:: Data shown

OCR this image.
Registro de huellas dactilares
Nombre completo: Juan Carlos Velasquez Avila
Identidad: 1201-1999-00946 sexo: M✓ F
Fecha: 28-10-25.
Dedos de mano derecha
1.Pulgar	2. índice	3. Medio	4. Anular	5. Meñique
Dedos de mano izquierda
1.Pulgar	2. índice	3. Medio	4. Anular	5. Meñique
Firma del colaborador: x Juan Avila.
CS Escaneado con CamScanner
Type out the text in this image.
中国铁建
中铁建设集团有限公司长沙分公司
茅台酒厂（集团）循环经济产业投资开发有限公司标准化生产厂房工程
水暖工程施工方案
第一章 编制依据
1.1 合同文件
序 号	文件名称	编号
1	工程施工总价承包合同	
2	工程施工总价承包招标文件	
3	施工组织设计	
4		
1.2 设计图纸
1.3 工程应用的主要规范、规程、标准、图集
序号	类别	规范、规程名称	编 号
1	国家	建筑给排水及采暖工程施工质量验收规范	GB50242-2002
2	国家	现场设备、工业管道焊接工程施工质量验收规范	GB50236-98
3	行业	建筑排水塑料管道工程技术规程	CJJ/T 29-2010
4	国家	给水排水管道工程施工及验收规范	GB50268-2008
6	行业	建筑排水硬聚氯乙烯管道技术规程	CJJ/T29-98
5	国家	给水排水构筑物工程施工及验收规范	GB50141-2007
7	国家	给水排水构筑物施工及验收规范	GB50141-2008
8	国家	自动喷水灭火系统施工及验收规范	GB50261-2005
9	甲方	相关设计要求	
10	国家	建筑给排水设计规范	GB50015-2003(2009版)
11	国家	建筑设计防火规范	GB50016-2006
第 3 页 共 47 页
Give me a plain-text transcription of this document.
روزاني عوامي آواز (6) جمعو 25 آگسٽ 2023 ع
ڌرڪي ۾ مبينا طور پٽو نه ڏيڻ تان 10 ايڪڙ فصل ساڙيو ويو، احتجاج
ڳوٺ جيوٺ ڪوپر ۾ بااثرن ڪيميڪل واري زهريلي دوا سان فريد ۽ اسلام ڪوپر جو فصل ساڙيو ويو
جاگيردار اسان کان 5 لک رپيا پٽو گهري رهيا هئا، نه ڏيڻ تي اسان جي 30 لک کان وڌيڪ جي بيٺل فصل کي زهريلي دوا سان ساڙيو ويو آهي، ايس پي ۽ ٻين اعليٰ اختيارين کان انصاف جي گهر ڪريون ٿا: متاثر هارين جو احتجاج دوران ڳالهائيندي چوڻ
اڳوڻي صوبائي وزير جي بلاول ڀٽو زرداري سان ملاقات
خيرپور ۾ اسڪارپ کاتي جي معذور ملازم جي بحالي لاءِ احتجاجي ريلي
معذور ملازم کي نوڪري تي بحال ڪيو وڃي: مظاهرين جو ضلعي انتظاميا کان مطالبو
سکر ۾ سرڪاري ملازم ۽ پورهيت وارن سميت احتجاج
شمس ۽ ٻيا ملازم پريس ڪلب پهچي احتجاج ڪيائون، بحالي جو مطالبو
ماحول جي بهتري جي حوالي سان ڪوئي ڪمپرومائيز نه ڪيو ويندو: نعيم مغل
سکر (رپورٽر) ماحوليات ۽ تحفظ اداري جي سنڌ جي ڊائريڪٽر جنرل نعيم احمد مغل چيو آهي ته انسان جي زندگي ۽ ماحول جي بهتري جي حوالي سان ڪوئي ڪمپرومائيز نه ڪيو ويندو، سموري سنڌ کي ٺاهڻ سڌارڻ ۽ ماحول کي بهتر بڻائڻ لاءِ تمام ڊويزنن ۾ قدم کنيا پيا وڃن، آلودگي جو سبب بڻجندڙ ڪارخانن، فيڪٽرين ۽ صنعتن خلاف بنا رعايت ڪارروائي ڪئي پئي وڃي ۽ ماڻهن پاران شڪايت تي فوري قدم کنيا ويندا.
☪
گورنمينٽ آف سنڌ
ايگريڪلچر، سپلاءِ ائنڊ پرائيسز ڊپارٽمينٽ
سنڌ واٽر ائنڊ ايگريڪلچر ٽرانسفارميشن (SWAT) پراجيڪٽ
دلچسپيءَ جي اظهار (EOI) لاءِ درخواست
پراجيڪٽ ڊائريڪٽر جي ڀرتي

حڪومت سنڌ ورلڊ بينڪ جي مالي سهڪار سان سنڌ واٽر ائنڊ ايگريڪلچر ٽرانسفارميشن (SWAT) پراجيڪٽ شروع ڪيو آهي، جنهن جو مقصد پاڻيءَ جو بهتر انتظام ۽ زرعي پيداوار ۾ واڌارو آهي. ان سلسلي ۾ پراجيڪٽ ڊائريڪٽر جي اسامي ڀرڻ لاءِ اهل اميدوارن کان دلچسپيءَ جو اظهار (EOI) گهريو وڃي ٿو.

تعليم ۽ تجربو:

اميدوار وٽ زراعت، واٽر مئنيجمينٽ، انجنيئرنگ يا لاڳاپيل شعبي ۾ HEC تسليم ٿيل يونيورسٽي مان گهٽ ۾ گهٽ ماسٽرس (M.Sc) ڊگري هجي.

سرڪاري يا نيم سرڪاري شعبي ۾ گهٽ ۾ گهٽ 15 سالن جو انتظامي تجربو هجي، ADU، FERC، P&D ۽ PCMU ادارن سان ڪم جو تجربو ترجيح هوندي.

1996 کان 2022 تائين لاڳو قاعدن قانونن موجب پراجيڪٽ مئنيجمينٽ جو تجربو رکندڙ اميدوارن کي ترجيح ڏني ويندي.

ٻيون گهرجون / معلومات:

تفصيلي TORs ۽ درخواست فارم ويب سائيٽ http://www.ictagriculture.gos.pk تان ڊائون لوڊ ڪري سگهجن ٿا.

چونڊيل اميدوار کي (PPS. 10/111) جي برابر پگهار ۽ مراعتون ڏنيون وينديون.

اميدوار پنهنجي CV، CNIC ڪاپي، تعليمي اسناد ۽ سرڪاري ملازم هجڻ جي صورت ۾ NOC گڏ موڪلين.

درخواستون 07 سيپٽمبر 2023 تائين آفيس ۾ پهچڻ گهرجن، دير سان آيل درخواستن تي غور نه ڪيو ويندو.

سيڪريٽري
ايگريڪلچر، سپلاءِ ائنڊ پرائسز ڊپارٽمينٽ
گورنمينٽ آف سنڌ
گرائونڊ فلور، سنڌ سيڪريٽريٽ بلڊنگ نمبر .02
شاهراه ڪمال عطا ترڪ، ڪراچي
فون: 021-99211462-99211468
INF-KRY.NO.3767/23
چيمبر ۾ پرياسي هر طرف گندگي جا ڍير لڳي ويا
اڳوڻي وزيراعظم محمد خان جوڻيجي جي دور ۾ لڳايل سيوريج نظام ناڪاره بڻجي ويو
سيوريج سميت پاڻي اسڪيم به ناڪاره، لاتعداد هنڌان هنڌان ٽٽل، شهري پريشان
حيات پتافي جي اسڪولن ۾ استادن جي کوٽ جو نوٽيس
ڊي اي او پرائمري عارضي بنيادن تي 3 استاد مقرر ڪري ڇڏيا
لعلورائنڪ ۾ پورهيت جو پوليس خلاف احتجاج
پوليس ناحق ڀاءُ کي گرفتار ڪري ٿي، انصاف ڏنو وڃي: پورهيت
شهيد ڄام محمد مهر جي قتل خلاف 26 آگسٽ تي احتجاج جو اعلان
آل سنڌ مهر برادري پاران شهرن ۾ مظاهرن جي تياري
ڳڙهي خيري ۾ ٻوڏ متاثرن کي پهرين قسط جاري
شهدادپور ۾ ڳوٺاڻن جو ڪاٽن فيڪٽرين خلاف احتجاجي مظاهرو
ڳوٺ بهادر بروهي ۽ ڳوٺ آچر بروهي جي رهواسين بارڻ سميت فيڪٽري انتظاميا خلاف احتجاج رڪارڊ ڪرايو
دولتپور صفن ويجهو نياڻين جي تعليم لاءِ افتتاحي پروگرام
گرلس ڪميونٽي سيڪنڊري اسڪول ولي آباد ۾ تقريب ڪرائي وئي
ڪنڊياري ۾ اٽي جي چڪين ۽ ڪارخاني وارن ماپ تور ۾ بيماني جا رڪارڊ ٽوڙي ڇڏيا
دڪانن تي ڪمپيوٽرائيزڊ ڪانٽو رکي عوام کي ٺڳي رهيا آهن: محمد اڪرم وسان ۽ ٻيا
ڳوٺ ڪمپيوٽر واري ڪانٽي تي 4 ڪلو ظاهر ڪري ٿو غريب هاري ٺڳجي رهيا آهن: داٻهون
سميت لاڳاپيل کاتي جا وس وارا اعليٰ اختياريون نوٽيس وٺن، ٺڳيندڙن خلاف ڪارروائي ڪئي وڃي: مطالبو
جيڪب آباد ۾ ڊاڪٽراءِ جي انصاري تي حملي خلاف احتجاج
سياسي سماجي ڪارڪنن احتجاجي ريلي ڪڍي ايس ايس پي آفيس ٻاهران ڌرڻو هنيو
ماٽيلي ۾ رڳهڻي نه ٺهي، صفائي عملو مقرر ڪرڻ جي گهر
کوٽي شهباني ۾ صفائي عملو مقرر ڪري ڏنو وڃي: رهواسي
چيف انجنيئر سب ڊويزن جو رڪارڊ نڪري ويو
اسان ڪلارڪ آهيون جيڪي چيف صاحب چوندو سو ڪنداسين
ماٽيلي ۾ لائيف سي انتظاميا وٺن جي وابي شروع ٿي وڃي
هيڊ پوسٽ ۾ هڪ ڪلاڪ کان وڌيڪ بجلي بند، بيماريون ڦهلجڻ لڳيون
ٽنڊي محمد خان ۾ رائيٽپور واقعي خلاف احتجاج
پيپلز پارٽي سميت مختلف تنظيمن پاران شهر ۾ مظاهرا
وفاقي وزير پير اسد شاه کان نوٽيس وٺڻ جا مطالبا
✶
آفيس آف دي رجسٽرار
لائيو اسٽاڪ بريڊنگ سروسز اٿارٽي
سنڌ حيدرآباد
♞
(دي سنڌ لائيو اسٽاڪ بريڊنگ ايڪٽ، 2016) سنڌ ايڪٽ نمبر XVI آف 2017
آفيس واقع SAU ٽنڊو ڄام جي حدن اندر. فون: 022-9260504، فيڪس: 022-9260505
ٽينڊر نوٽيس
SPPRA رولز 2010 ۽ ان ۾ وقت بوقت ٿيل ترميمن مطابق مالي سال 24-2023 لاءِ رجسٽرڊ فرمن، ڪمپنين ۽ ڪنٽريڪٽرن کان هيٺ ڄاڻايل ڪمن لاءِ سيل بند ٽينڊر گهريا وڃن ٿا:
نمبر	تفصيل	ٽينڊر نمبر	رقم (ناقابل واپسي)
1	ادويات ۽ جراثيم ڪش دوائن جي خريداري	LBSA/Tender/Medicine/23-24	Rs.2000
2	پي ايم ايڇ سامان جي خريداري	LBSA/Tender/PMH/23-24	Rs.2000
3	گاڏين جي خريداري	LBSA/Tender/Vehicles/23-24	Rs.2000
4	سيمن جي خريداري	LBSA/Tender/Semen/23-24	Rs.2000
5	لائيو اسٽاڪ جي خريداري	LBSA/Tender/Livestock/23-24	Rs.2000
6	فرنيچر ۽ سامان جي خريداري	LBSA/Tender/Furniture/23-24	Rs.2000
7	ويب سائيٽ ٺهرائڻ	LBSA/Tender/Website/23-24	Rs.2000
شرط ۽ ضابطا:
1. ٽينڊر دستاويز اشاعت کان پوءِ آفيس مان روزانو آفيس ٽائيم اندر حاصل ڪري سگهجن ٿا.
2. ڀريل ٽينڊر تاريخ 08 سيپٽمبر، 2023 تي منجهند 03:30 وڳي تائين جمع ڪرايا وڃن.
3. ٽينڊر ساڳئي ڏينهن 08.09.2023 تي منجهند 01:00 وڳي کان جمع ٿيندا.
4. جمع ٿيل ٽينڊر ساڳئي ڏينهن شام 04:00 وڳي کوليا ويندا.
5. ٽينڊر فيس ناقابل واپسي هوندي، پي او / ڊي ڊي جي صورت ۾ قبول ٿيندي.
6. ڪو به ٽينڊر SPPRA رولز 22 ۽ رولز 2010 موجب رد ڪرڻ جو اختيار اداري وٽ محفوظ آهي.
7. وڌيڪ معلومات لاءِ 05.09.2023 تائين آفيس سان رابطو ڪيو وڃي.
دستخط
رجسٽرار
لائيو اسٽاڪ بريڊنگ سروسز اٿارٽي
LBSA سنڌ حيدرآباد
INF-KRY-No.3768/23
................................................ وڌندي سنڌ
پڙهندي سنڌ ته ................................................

::::

* [Task statement]
From the entries above, copy every line where the word "مالي" shows up.

* [Answer for this exercise]
حڪومت سنڌ ورلڊ بينڪ جي مالي سهڪار سان سنڌ واٽر ائنڊ ايگريڪلچر ٽرانسفارميشن (SWAT) پراجيڪٽ شروع ڪيو آهي، جنهن جو مقصد پاڻيءَ جو بهتر انتظام ۽ زرعي پيداوار ۾ واڌارو آهي. ان سلسلي ۾ پراجيڪٽ ڊائريڪٽر جي اسامي ڀرڻ لاءِ اهل اميدوارن کان دلچسپيءَ جو اظهار (EOI) گهريو وڃي ٿو.
SPPRA رولز 2010 ۽ ان ۾ وقت بوقت ٿيل ترميمن مطابق مالي سال 24-2023 لاءِ رجسٽرڊ فرمن، ڪمپنين ۽ ڪنٽريڪٽرن کان هيٺ ڄاڻايل ڪمن لاءِ سيل بند ٽينڊر گهريا وڃن ٿا:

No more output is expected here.